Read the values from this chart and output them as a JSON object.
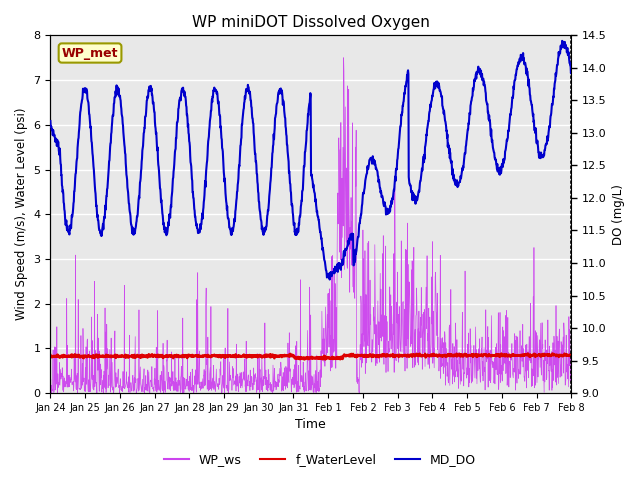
{
  "title": "WP miniDOT Dissolved Oxygen",
  "ylabel_left": "Wind Speed (m/s), Water Level (psi)",
  "ylabel_right": "DO (mg/L)",
  "xlabel": "Time",
  "ylim_left": [
    0.0,
    8.0
  ],
  "ylim_right": [
    9.0,
    14.5
  ],
  "yticks_left": [
    0.0,
    1.0,
    2.0,
    3.0,
    4.0,
    5.0,
    6.0,
    7.0,
    8.0
  ],
  "yticks_right": [
    9.0,
    9.5,
    10.0,
    10.5,
    11.0,
    11.5,
    12.0,
    12.5,
    13.0,
    13.5,
    14.0,
    14.5
  ],
  "xtick_labels": [
    "Jan 24",
    "Jan 25",
    "Jan 26",
    "Jan 27",
    "Jan 28",
    "Jan 29",
    "Jan 30",
    "Jan 31",
    "Feb 1",
    "Feb 2",
    "Feb 3",
    "Feb 4",
    "Feb 5",
    "Feb 6",
    "Feb 7",
    "Feb 8"
  ],
  "color_ws": "#CC44EE",
  "color_wl": "#DD0000",
  "color_do": "#0000CC",
  "legend_label": "WP_met",
  "legend_facecolor": "#FFFFCC",
  "legend_edgecolor": "#999900",
  "legend_textcolor": "#990000",
  "bg_color": "#E8E8E8",
  "line_legend_labels": [
    "WP_ws",
    "f_WaterLevel",
    "MD_DO"
  ],
  "n_days": 16
}
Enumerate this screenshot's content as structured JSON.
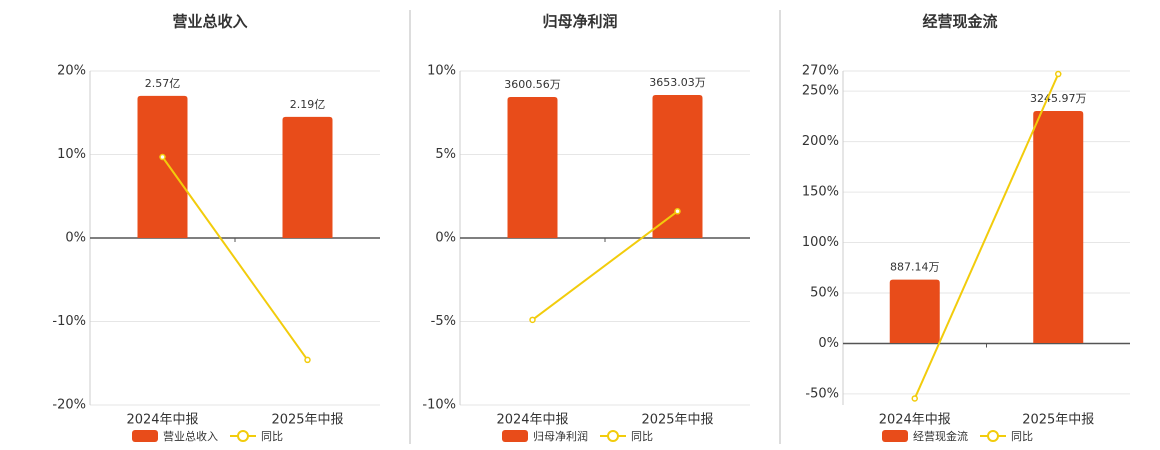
{
  "chart_data": [
    {
      "type": "combo",
      "title": "营业总收入",
      "categories": [
        "2024年中报",
        "2025年中报"
      ],
      "ylim": [
        -20,
        20
      ],
      "yticks": [
        {
          "value": -20,
          "label": "-20%"
        },
        {
          "value": -10,
          "label": "-10%"
        },
        {
          "value": 0,
          "label": "0%"
        },
        {
          "value": 10,
          "label": "10%"
        },
        {
          "value": 20,
          "label": "20%"
        }
      ],
      "y2lim": [
        -3.02,
        3.02
      ],
      "grid": true,
      "series": [
        {
          "name": "营业总收入",
          "type": "bar",
          "axis": "y2",
          "color": "#e84c1a",
          "values": [
            2.57,
            2.19
          ],
          "value_labels": [
            "2.57亿",
            "2.19亿"
          ]
        },
        {
          "name": "同比",
          "type": "line",
          "color": "#f2cc0c",
          "values": [
            9.7,
            -14.6
          ]
        }
      ]
    },
    {
      "type": "combo",
      "title": "归母净利润",
      "categories": [
        "2024年中报",
        "2025年中报"
      ],
      "ylim": [
        -10,
        10
      ],
      "yticks": [
        {
          "value": -10,
          "label": "-10%"
        },
        {
          "value": -5,
          "label": "-5%"
        },
        {
          "value": 0,
          "label": "0%"
        },
        {
          "value": 5,
          "label": "5%"
        },
        {
          "value": 10,
          "label": "10%"
        }
      ],
      "y2lim": [
        -4265,
        4265
      ],
      "grid": true,
      "series": [
        {
          "name": "归母净利润",
          "type": "bar",
          "axis": "y2",
          "color": "#e84c1a",
          "values": [
            3600.56,
            3653.03
          ],
          "value_labels": [
            "3600.56万",
            "3653.03万"
          ]
        },
        {
          "name": "同比",
          "type": "line",
          "color": "#f2cc0c",
          "values": [
            -4.9,
            1.6
          ]
        }
      ]
    },
    {
      "type": "combo",
      "title": "经营现金流",
      "categories": [
        "2024年中报",
        "2025年中报"
      ],
      "ylim": [
        -61,
        270
      ],
      "yticks": [
        {
          "value": -50,
          "label": "-50%"
        },
        {
          "value": 0,
          "label": "0%"
        },
        {
          "value": 50,
          "label": "50%"
        },
        {
          "value": 100,
          "label": "100%"
        },
        {
          "value": 150,
          "label": "150%"
        },
        {
          "value": 200,
          "label": "200%"
        },
        {
          "value": 250,
          "label": "250%"
        },
        {
          "value": 270,
          "label": "270%"
        }
      ],
      "y2lim": [
        -867,
        3806
      ],
      "grid": true,
      "series": [
        {
          "name": "经营现金流",
          "type": "bar",
          "axis": "y2",
          "color": "#e84c1a",
          "values": [
            887.14,
            3245.97
          ],
          "value_labels": [
            "887.14万",
            "3245.97万"
          ]
        },
        {
          "name": "同比",
          "type": "line",
          "color": "#f2cc0c",
          "values": [
            -54.5,
            267
          ]
        }
      ]
    }
  ]
}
____
In your copy of the listing above, reproduce each line exactly and omit all pictures.

Read the values from this chart and output them as a JSON object.
{
  "title": "WP miniDOT Dissolved Oxygen",
  "ylabel_left": "Wind Speed (m/s), Water Level (psi)",
  "ylabel_right": "DO (mg/L)",
  "xlabel": "Time",
  "ylim_left": [
    0.0,
    8.0
  ],
  "ylim_right": [
    9.0,
    14.5
  ],
  "yticks_left": [
    0.0,
    1.0,
    2.0,
    3.0,
    4.0,
    5.0,
    6.0,
    7.0,
    8.0
  ],
  "yticks_right": [
    9.0,
    9.5,
    10.0,
    10.5,
    11.0,
    11.5,
    12.0,
    12.5,
    13.0,
    13.5,
    14.0,
    14.5
  ],
  "xtick_labels": [
    "Jan 24",
    "Jan 25",
    "Jan 26",
    "Jan 27",
    "Jan 28",
    "Jan 29",
    "Jan 30",
    "Jan 31",
    "Feb 1",
    "Feb 2",
    "Feb 3",
    "Feb 4",
    "Feb 5",
    "Feb 6",
    "Feb 7",
    "Feb 8"
  ],
  "color_ws": "#CC44EE",
  "color_wl": "#DD0000",
  "color_do": "#0000CC",
  "legend_label": "WP_met",
  "legend_facecolor": "#FFFFCC",
  "legend_edgecolor": "#999900",
  "legend_textcolor": "#990000",
  "bg_color": "#E8E8E8",
  "line_legend_labels": [
    "WP_ws",
    "f_WaterLevel",
    "MD_DO"
  ],
  "n_days": 16
}
Enumerate this screenshot's content as structured JSON.
{
  "chart_data": [
    {
      "type": "combo",
      "title": "营业总收入",
      "categories": [
        "2024年中报",
        "2025年中报"
      ],
      "ylim": [
        -20,
        20
      ],
      "yticks": [
        {
          "value": -20,
          "label": "-20%"
        },
        {
          "value": -10,
          "label": "-10%"
        },
        {
          "value": 0,
          "label": "0%"
        },
        {
          "value": 10,
          "label": "10%"
        },
        {
          "value": 20,
          "label": "20%"
        }
      ],
      "y2lim": [
        -3.02,
        3.02
      ],
      "grid": true,
      "series": [
        {
          "name": "营业总收入",
          "type": "bar",
          "axis": "y2",
          "color": "#e84c1a",
          "values": [
            2.57,
            2.19
          ],
          "value_labels": [
            "2.57亿",
            "2.19亿"
          ]
        },
        {
          "name": "同比",
          "type": "line",
          "color": "#f2cc0c",
          "values": [
            9.7,
            -14.6
          ]
        }
      ]
    },
    {
      "type": "combo",
      "title": "归母净利润",
      "categories": [
        "2024年中报",
        "2025年中报"
      ],
      "ylim": [
        -10,
        10
      ],
      "yticks": [
        {
          "value": -10,
          "label": "-10%"
        },
        {
          "value": -5,
          "label": "-5%"
        },
        {
          "value": 0,
          "label": "0%"
        },
        {
          "value": 5,
          "label": "5%"
        },
        {
          "value": 10,
          "label": "10%"
        }
      ],
      "y2lim": [
        -4265,
        4265
      ],
      "grid": true,
      "series": [
        {
          "name": "归母净利润",
          "type": "bar",
          "axis": "y2",
          "color": "#e84c1a",
          "values": [
            3600.56,
            3653.03
          ],
          "value_labels": [
            "3600.56万",
            "3653.03万"
          ]
        },
        {
          "name": "同比",
          "type": "line",
          "color": "#f2cc0c",
          "values": [
            -4.9,
            1.6
          ]
        }
      ]
    },
    {
      "type": "combo",
      "title": "经营现金流",
      "categories": [
        "2024年中报",
        "2025年中报"
      ],
      "ylim": [
        -61,
        270
      ],
      "yticks": [
        {
          "value": -50,
          "label": "-50%"
        },
        {
          "value": 0,
          "label": "0%"
        },
        {
          "value": 50,
          "label": "50%"
        },
        {
          "value": 100,
          "label": "100%"
        },
        {
          "value": 150,
          "label": "150%"
        },
        {
          "value": 200,
          "label": "200%"
        },
        {
          "value": 250,
          "label": "250%"
        },
        {
          "value": 270,
          "label": "270%"
        }
      ],
      "y2lim": [
        -867,
        3806
      ],
      "grid": true,
      "series": [
        {
          "name": "经营现金流",
          "type": "bar",
          "axis": "y2",
          "color": "#e84c1a",
          "values": [
            887.14,
            3245.97
          ],
          "value_labels": [
            "887.14万",
            "3245.97万"
          ]
        },
        {
          "name": "同比",
          "type": "line",
          "color": "#f2cc0c",
          "values": [
            -54.5,
            267
          ]
        }
      ]
    }
  ]
}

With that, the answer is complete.